→ **GIVEN EXERCISE**
Restate the data word for word and leave the images out.
◆ ◆ ◆ ◆
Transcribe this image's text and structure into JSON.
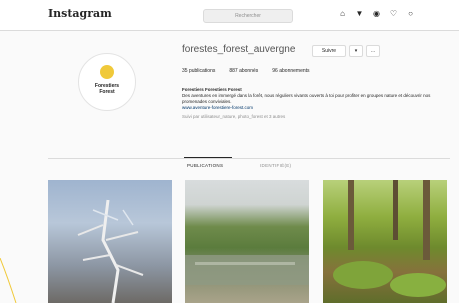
{
  "header": {
    "logo": "Instagram",
    "search_placeholder": "Rechercher"
  },
  "nav_icons": [
    "home-icon",
    "explore-icon",
    "compass-icon",
    "heart-icon",
    "profile-icon"
  ],
  "profile": {
    "username": "forestes_forest_auvergne",
    "follow_label": "Suivre",
    "options_label": "…",
    "avatar_line1": "Forestiers",
    "avatar_line2": "Forest",
    "stats": {
      "posts": "35 publications",
      "followers": "887 abonnés",
      "following": "96 abonnements"
    },
    "bio_name": "Forestiers Forestiers Forest",
    "bio_text": "Des aventures en immergé dans la forêt, nous réguliers vivants ouverts à toi pour profiter en groupes nature et découvrir nos promenades conviviales.",
    "bio_link": "www.aventure-forestiere-forest.com",
    "followed_by": "Suivi par utilisateur_nature, photo_forest et 3 autres"
  },
  "tabs": {
    "posts": "PUBLICATIONS",
    "tagged": "IDENTIFIÉ(E)"
  },
  "colors": {
    "accent": "#f0c93a",
    "border": "#dbdbdb",
    "text": "#262626"
  }
}
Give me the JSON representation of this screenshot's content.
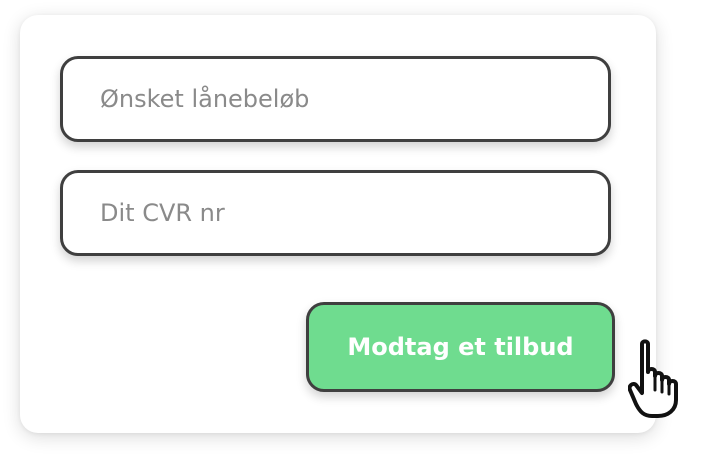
{
  "form": {
    "amount_placeholder": "Ønsket lånebeløb",
    "amount_value": "",
    "cvr_placeholder": "Dit CVR nr",
    "cvr_value": "",
    "submit_label": "Modtag et tilbud"
  },
  "cursor": {
    "icon": "hand-pointer-icon"
  },
  "colors": {
    "button_bg": "#6fdc8f",
    "border": "#3f3f3f",
    "placeholder": "#8a8a8a",
    "button_text": "#ffffff"
  }
}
◆ ◆ ◆ ◆
→ **REPLY**
Transcribe this image's text and structure into JSON.
{
  "header": {
    "logo": "Instagram",
    "search_placeholder": "Rechercher"
  },
  "nav_icons": [
    "home-icon",
    "explore-icon",
    "compass-icon",
    "heart-icon",
    "profile-icon"
  ],
  "profile": {
    "username": "forestes_forest_auvergne",
    "follow_label": "Suivre",
    "options_label": "…",
    "avatar_line1": "Forestiers",
    "avatar_line2": "Forest",
    "stats": {
      "posts": "35 publications",
      "followers": "887 abonnés",
      "following": "96 abonnements"
    },
    "bio_name": "Forestiers Forestiers Forest",
    "bio_text": "Des aventures en immergé dans la forêt, nous réguliers vivants ouverts à toi pour profiter en groupes nature et découvrir nos promenades conviviales.",
    "bio_link": "www.aventure-forestiere-forest.com",
    "followed_by": "Suivi par utilisateur_nature, photo_forest et 3 autres"
  },
  "tabs": {
    "posts": "PUBLICATIONS",
    "tagged": "IDENTIFIÉ(E)"
  },
  "colors": {
    "accent": "#f0c93a",
    "border": "#dbdbdb",
    "text": "#262626"
  }
}
Give me the JSON representation of this screenshot's content.
{
  "form": {
    "amount_placeholder": "Ønsket lånebeløb",
    "amount_value": "",
    "cvr_placeholder": "Dit CVR nr",
    "cvr_value": "",
    "submit_label": "Modtag et tilbud"
  },
  "cursor": {
    "icon": "hand-pointer-icon"
  },
  "colors": {
    "button_bg": "#6fdc8f",
    "border": "#3f3f3f",
    "placeholder": "#8a8a8a",
    "button_text": "#ffffff"
  }
}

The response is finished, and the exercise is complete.